Go through the entries below and print each one exactly, leaving out pictures.

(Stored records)
..........

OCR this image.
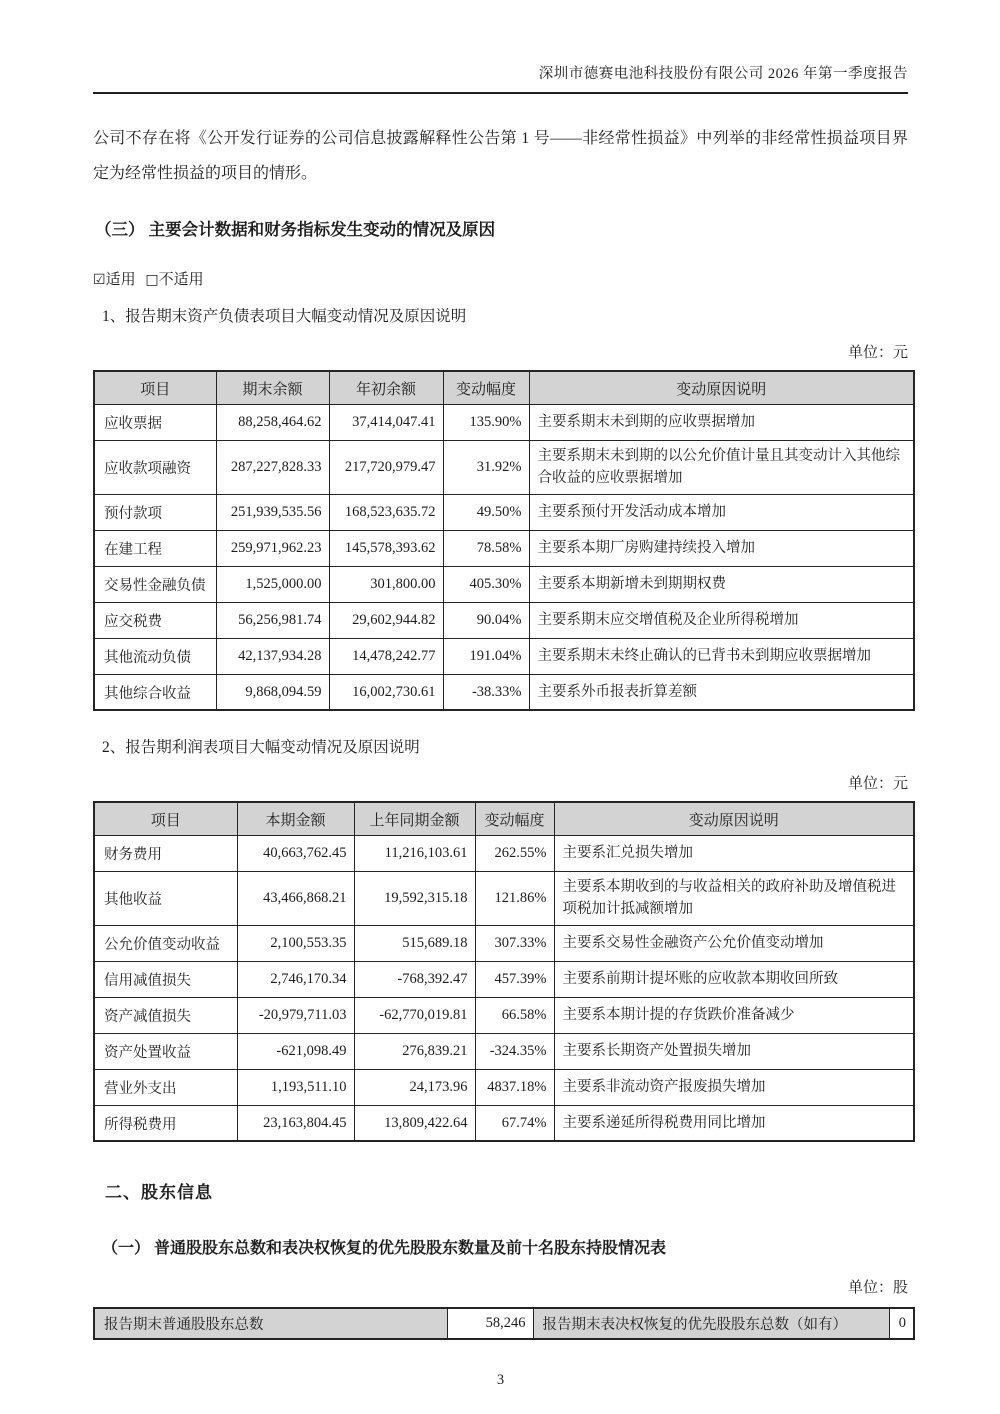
深圳市德赛电池科技股份有限公司 2026 年第一季度报告

公司不存在将《公开发行证券的公司信息披露解释性公告第 1 号——非经常性损益》中列举的非经常性损益项目界定为经常性损益的项目的情形。

（三） 主要会计数据和财务指标发生变动的情况及原因
☑适用 □不适用
1、报告期末资产负债表项目大幅变动情况及原因说明
单位：元
项目	期末余额	年初余额	变动幅度	变动原因说明
应收票据	88,258,464.62	37,414,047.41	135.90%	主要系期末未到期的应收票据增加
应收款项融资	287,227,828.33	217,720,979.47	31.92%	主要系期末未到期的以公允价值计量且其变动计入其他综合收益的应收票据增加
预付款项	251,939,535.56	168,523,635.72	49.50%	主要系预付开发活动成本增加
在建工程	259,971,962.23	145,578,393.62	78.58%	主要系本期厂房购建持续投入增加
交易性金融负债	1,525,000.00	301,800.00	405.30%	主要系本期新增未到期期权费
应交税费	56,256,981.74	29,602,944.82	90.04%	主要系期末应交增值税及企业所得税增加
其他流动负债	42,137,934.28	14,478,242.77	191.04%	主要系期末未终止确认的已背书未到期应收票据增加
其他综合收益	9,868,094.59	16,002,730.61	-38.33%	主要系外币报表折算差额
2、报告期利润表项目大幅变动情况及原因说明
单位：元
项目	本期金额	上年同期金额	变动幅度	变动原因说明
财务费用	40,663,762.45	11,216,103.61	262.55%	主要系汇兑损失增加
其他收益	43,466,868.21	19,592,315.18	121.86%	主要系本期收到的与收益相关的政府补助及增值税进项税加计抵减额增加
公允价值变动收益	2,100,553.35	515,689.18	307.33%	主要系交易性金融资产公允价值变动增加
信用减值损失	2,746,170.34	-768,392.47	457.39%	主要系前期计提坏账的应收款本期收回所致
资产减值损失	-20,979,711.03	-62,770,019.81	66.58%	主要系本期计提的存货跌价准备减少
资产处置收益	-621,098.49	276,839.21	-324.35%	主要系长期资产处置损失增加
营业外支出	1,193,511.10	24,173.96	4837.18%	主要系非流动资产报废损失增加
所得税费用	23,163,804.45	13,809,422.64	67.74%	主要系递延所得税费用同比增加
二、股东信息
（一） 普通股股东总数和表决权恢复的优先股股东数量及前十名股东持股情况表
单位：股
报告期末普通股股东总数	58,246	报告期末表决权恢复的优先股股东总数（如有）	0
3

..........

Exercise result -
OCR this image.
深圳市德赛电池科技股份有限公司 2026 年第一季度报告

公司不存在将《公开发行证券的公司信息披露解释性公告第 1 号——非经常性损益》中列举的非经常性损益项目界定为经常性损益的项目的情形。

（三） 主要会计数据和财务指标发生变动的情况及原因
☑适用 □不适用
1、报告期末资产负债表项目大幅变动情况及原因说明
单位：元
项目	期末余额	年初余额	变动幅度	变动原因说明
应收票据	88,258,464.62	37,414,047.41	135.90%	主要系期末未到期的应收票据增加
应收款项融资	287,227,828.33	217,720,979.47	31.92%	主要系期末未到期的以公允价值计量且其变动计入其他综合收益的应收票据增加
预付款项	251,939,535.56	168,523,635.72	49.50%	主要系预付开发活动成本增加
在建工程	259,971,962.23	145,578,393.62	78.58%	主要系本期厂房购建持续投入增加
交易性金融负债	1,525,000.00	301,800.00	405.30%	主要系本期新增未到期期权费
应交税费	56,256,981.74	29,602,944.82	90.04%	主要系期末应交增值税及企业所得税增加
其他流动负债	42,137,934.28	14,478,242.77	191.04%	主要系期末未终止确认的已背书未到期应收票据增加
其他综合收益	9,868,094.59	16,002,730.61	-38.33%	主要系外币报表折算差额
2、报告期利润表项目大幅变动情况及原因说明
单位：元
项目	本期金额	上年同期金额	变动幅度	变动原因说明
财务费用	40,663,762.45	11,216,103.61	262.55%	主要系汇兑损失增加
其他收益	43,466,868.21	19,592,315.18	121.86%	主要系本期收到的与收益相关的政府补助及增值税进项税加计抵减额增加
公允价值变动收益	2,100,553.35	515,689.18	307.33%	主要系交易性金融资产公允价值变动增加
信用减值损失	2,746,170.34	-768,392.47	457.39%	主要系前期计提坏账的应收款本期收回所致
资产减值损失	-20,979,711.03	-62,770,019.81	66.58%	主要系本期计提的存货跌价准备减少
资产处置收益	-621,098.49	276,839.21	-324.35%	主要系长期资产处置损失增加
营业外支出	1,193,511.10	24,173.96	4837.18%	主要系非流动资产报废损失增加
所得税费用	23,163,804.45	13,809,422.64	67.74%	主要系递延所得税费用同比增加
二、股东信息
（一） 普通股股东总数和表决权恢复的优先股股东数量及前十名股东持股情况表
单位：股
报告期末普通股股东总数	58,246	报告期末表决权恢复的优先股股东总数（如有）	0
3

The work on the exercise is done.